● **REQUIRED TASK**: Look through the lines below and extract any with the word "risotto".

##### MATERIAL TO PROCESS

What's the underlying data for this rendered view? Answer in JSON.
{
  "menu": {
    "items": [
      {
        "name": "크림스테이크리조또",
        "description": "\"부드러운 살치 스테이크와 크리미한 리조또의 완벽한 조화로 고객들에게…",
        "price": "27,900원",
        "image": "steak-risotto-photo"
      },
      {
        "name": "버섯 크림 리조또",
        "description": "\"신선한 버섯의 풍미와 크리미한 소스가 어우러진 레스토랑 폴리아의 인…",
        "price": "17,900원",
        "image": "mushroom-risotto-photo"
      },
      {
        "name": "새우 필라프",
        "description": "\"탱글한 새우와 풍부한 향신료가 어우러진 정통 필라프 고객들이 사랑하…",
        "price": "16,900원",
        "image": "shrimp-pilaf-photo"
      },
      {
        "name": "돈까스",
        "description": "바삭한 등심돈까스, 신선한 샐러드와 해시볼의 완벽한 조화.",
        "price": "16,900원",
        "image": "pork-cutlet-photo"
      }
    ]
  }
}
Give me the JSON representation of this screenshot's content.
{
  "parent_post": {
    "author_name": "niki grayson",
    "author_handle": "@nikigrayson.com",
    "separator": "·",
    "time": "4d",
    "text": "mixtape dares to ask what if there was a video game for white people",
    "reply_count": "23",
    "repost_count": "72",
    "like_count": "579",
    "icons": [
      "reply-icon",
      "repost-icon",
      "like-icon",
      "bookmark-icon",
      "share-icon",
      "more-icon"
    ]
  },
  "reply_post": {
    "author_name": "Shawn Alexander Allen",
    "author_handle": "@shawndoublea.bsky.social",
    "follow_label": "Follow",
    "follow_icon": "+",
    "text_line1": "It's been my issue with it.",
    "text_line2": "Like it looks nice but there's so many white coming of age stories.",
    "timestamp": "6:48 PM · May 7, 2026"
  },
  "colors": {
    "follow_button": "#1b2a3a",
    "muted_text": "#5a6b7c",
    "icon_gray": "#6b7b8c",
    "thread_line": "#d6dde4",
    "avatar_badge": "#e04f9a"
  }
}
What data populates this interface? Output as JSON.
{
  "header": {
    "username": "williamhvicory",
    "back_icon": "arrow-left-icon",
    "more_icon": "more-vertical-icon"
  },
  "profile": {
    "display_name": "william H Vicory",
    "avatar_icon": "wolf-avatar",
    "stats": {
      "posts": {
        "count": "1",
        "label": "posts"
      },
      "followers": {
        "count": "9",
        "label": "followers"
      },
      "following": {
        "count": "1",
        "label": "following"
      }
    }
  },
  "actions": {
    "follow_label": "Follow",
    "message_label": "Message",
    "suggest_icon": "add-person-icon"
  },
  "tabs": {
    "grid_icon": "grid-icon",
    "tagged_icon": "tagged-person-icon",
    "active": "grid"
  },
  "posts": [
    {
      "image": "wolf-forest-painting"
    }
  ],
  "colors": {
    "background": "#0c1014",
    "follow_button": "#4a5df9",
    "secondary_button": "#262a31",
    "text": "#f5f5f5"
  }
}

##########

● **THE COMPLETED TASK**:
        "image": "steak-risotto-photo"
        "image": "mushroom-risotto-photo"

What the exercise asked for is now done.